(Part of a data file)
>>>>

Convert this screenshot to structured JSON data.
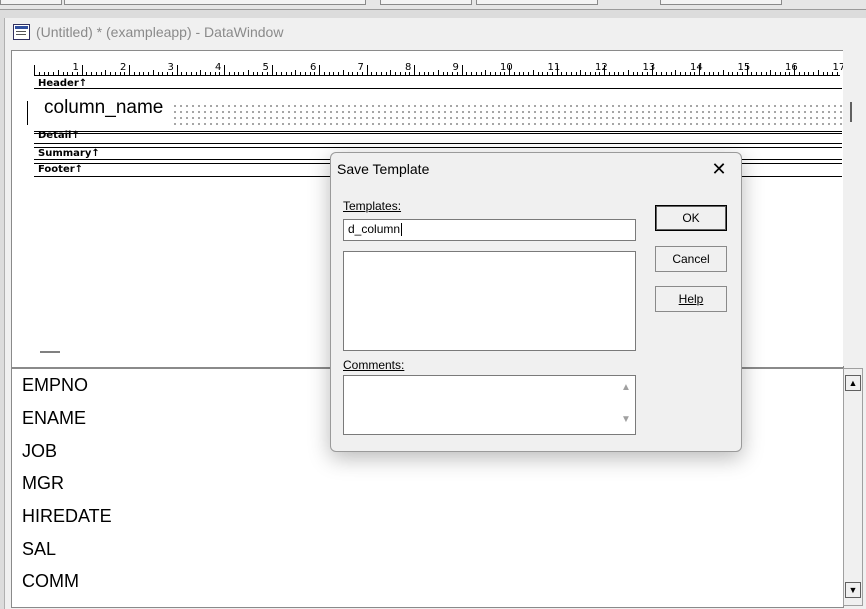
{
  "window": {
    "title": "(Untitled) * (exampleapp) - DataWindow",
    "icon": "datawindow-icon"
  },
  "design": {
    "ruler_numbers": [
      "1",
      "2",
      "3",
      "4",
      "5",
      "6",
      "7",
      "8",
      "9",
      "10",
      "11",
      "12",
      "13",
      "14",
      "15",
      "16",
      "17"
    ],
    "bands": {
      "header": "Header↑",
      "detail": "Detail↑",
      "summary": "Summary↑",
      "footer": "Footer↑"
    },
    "column_label": "column_name"
  },
  "preview": {
    "rows": [
      "EMPNO",
      "ENAME",
      "JOB",
      "MGR",
      "HIREDATE",
      "SAL",
      "COMM"
    ]
  },
  "dialog": {
    "title": "Save Template",
    "close_icon": "close-icon",
    "templates_label": "Templates:",
    "templates_value": "d_column",
    "comments_label": "Comments:",
    "ok_label": "OK",
    "cancel_label": "Cancel",
    "help_label": "Help"
  }
}
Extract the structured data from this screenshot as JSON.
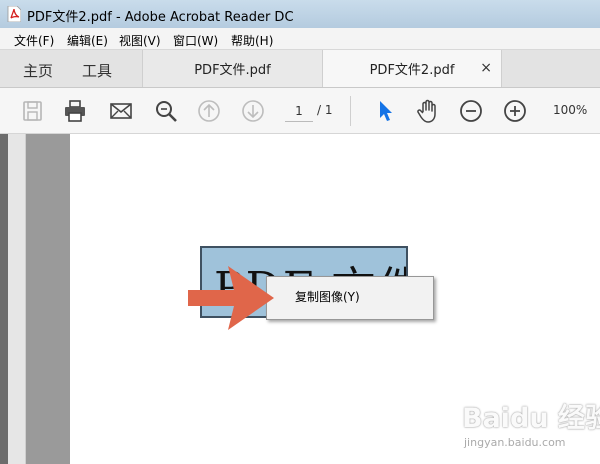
{
  "window": {
    "title": "PDF文件2.pdf - Adobe Acrobat Reader DC"
  },
  "menubar": {
    "items": [
      "文件(F)",
      "编辑(E)",
      "视图(V)",
      "窗口(W)",
      "帮助(H)"
    ]
  },
  "tabs": {
    "home": "主页",
    "tools": "工具",
    "documents": [
      {
        "label": "PDF文件.pdf"
      },
      {
        "label": "PDF文件2.pdf",
        "close": "×"
      }
    ]
  },
  "toolbar": {
    "icons": [
      "save-icon",
      "print-icon",
      "email-icon",
      "find-zoom-icon",
      "prev-page-icon",
      "next-page-icon",
      "select-tool-icon",
      "hand-tool-icon",
      "zoom-out-icon",
      "zoom-in-icon"
    ],
    "page_current": "1",
    "page_total": "/ 1",
    "zoom": "100%",
    "accent_color": "#1473e6"
  },
  "document": {
    "image_text": "PDF 文件"
  },
  "context_menu": {
    "items": [
      {
        "label": "复制图像(Y)"
      }
    ]
  },
  "annotation": {
    "arrow_color": "#e0664a"
  },
  "watermark": {
    "logo": "Baidu 经验",
    "url": "jingyan.baidu.com"
  }
}
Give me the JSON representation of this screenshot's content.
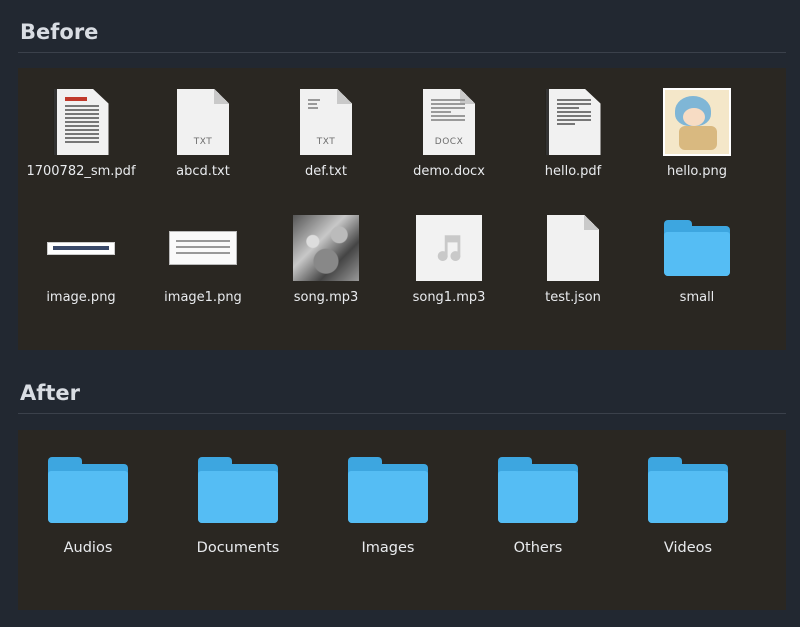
{
  "before": {
    "title": "Before",
    "items": [
      {
        "label": "1700782_sm.pdf",
        "icon": "pdf-document-icon"
      },
      {
        "label": "abcd.txt",
        "icon": "text-file-icon",
        "ext": "TXT"
      },
      {
        "label": "def.txt",
        "icon": "text-file-icon",
        "ext": "TXT"
      },
      {
        "label": "demo.docx",
        "icon": "docx-file-icon",
        "ext": "DOCX"
      },
      {
        "label": "hello.pdf",
        "icon": "pdf-document-icon"
      },
      {
        "label": "hello.png",
        "icon": "image-thumbnail-icon"
      },
      {
        "label": "image.png",
        "icon": "image-thumbnail-icon"
      },
      {
        "label": "image1.png",
        "icon": "image-thumbnail-icon"
      },
      {
        "label": "song.mp3",
        "icon": "album-art-icon"
      },
      {
        "label": "song1.mp3",
        "icon": "music-note-icon"
      },
      {
        "label": "test.json",
        "icon": "blank-file-icon"
      },
      {
        "label": "small",
        "icon": "folder-icon"
      }
    ]
  },
  "after": {
    "title": "After",
    "items": [
      {
        "label": "Audios",
        "icon": "folder-icon"
      },
      {
        "label": "Documents",
        "icon": "folder-icon"
      },
      {
        "label": "Images",
        "icon": "folder-icon"
      },
      {
        "label": "Others",
        "icon": "folder-icon"
      },
      {
        "label": "Videos",
        "icon": "folder-icon"
      }
    ]
  },
  "colors": {
    "background": "#222831",
    "panel": "#2a2722",
    "folder": "#55bdf4"
  }
}
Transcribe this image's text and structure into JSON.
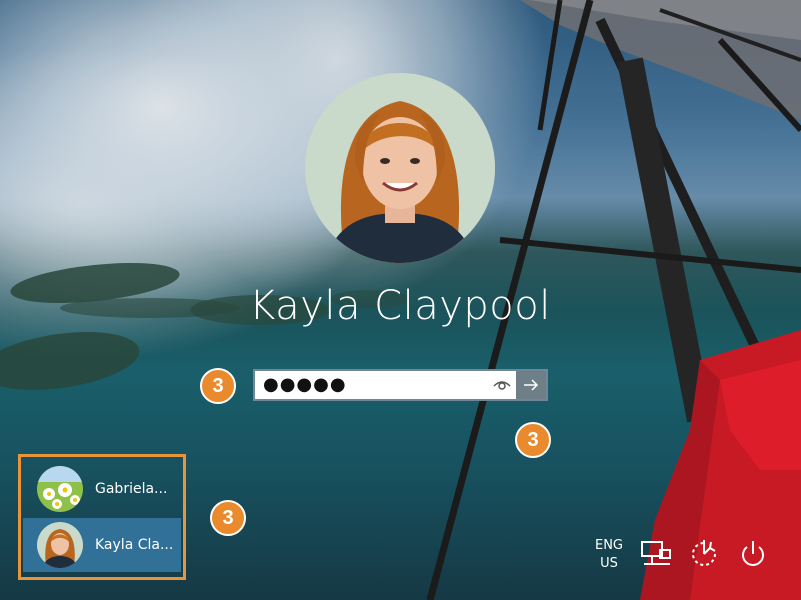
{
  "login": {
    "user_name": "Kayla Claypool",
    "password_masked": "●●●●●"
  },
  "callouts": {
    "password": "3",
    "submit": "3",
    "user_list": "3"
  },
  "user_switcher": {
    "items": [
      {
        "label": "Gabriela..."
      },
      {
        "label": "Kayla Cla..."
      }
    ]
  },
  "system_tray": {
    "language_line1": "ENG",
    "language_line2": "US",
    "icons": [
      "network-icon",
      "ease-of-access-icon",
      "power-icon"
    ]
  },
  "colors": {
    "callout": "#e98b2d",
    "selected_user": "#3476a0",
    "submit_button": "#6f7f88"
  }
}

<<<<

Write out all the records again, exactly, minus any pictures.

**Task response:**
Convert this screenshot to structured JSON data.
{
  "window": {
    "title": "(Untitled) * (exampleapp) - DataWindow",
    "icon": "datawindow-icon"
  },
  "design": {
    "ruler_numbers": [
      "1",
      "2",
      "3",
      "4",
      "5",
      "6",
      "7",
      "8",
      "9",
      "10",
      "11",
      "12",
      "13",
      "14",
      "15",
      "16",
      "17"
    ],
    "bands": {
      "header": "Header↑",
      "detail": "Detail↑",
      "summary": "Summary↑",
      "footer": "Footer↑"
    },
    "column_label": "column_name"
  },
  "preview": {
    "rows": [
      "EMPNO",
      "ENAME",
      "JOB",
      "MGR",
      "HIREDATE",
      "SAL",
      "COMM"
    ]
  },
  "dialog": {
    "title": "Save Template",
    "close_icon": "close-icon",
    "templates_label": "Templates:",
    "templates_value": "d_column",
    "comments_label": "Comments:",
    "ok_label": "OK",
    "cancel_label": "Cancel",
    "help_label": "Help"
  }
}
Extract the structured data from this screenshot as JSON.
{
  "window": {
    "title": "PDF文件2.pdf - Adobe Acrobat Reader DC"
  },
  "menubar": {
    "items": [
      "文件(F)",
      "编辑(E)",
      "视图(V)",
      "窗口(W)",
      "帮助(H)"
    ]
  },
  "tabs": {
    "home": "主页",
    "tools": "工具",
    "documents": [
      {
        "label": "PDF文件.pdf"
      },
      {
        "label": "PDF文件2.pdf",
        "close": "×"
      }
    ]
  },
  "toolbar": {
    "icons": [
      "save-icon",
      "print-icon",
      "email-icon",
      "find-zoom-icon",
      "prev-page-icon",
      "next-page-icon",
      "select-tool-icon",
      "hand-tool-icon",
      "zoom-out-icon",
      "zoom-in-icon"
    ],
    "page_current": "1",
    "page_total": "/ 1",
    "zoom": "100%",
    "accent_color": "#1473e6"
  },
  "document": {
    "image_text": "PDF 文件"
  },
  "context_menu": {
    "items": [
      {
        "label": "复制图像(Y)"
      }
    ]
  },
  "annotation": {
    "arrow_color": "#e0664a"
  },
  "watermark": {
    "logo": "Baidu 经验",
    "url": "jingyan.baidu.com"
  }
}
Give me the JSON representation of this screenshot's content.
{
  "before": {
    "title": "Before",
    "items": [
      {
        "label": "1700782_sm.pdf",
        "icon": "pdf-document-icon"
      },
      {
        "label": "abcd.txt",
        "icon": "text-file-icon",
        "ext": "TXT"
      },
      {
        "label": "def.txt",
        "icon": "text-file-icon",
        "ext": "TXT"
      },
      {
        "label": "demo.docx",
        "icon": "docx-file-icon",
        "ext": "DOCX"
      },
      {
        "label": "hello.pdf",
        "icon": "pdf-document-icon"
      },
      {
        "label": "hello.png",
        "icon": "image-thumbnail-icon"
      },
      {
        "label": "image.png",
        "icon": "image-thumbnail-icon"
      },
      {
        "label": "image1.png",
        "icon": "image-thumbnail-icon"
      },
      {
        "label": "song.mp3",
        "icon": "album-art-icon"
      },
      {
        "label": "song1.mp3",
        "icon": "music-note-icon"
      },
      {
        "label": "test.json",
        "icon": "blank-file-icon"
      },
      {
        "label": "small",
        "icon": "folder-icon"
      }
    ]
  },
  "after": {
    "title": "After",
    "items": [
      {
        "label": "Audios",
        "icon": "folder-icon"
      },
      {
        "label": "Documents",
        "icon": "folder-icon"
      },
      {
        "label": "Images",
        "icon": "folder-icon"
      },
      {
        "label": "Others",
        "icon": "folder-icon"
      },
      {
        "label": "Videos",
        "icon": "folder-icon"
      }
    ]
  },
  "colors": {
    "background": "#222831",
    "panel": "#2a2722",
    "folder": "#55bdf4"
  }
}
Transcribe this image's text and structure into JSON.
{
  "login": {
    "user_name": "Kayla Claypool",
    "password_masked": "●●●●●"
  },
  "callouts": {
    "password": "3",
    "submit": "3",
    "user_list": "3"
  },
  "user_switcher": {
    "items": [
      {
        "label": "Gabriela..."
      },
      {
        "label": "Kayla Cla..."
      }
    ]
  },
  "system_tray": {
    "language_line1": "ENG",
    "language_line2": "US",
    "icons": [
      "network-icon",
      "ease-of-access-icon",
      "power-icon"
    ]
  },
  "colors": {
    "callout": "#e98b2d",
    "selected_user": "#3476a0",
    "submit_button": "#6f7f88"
  }
}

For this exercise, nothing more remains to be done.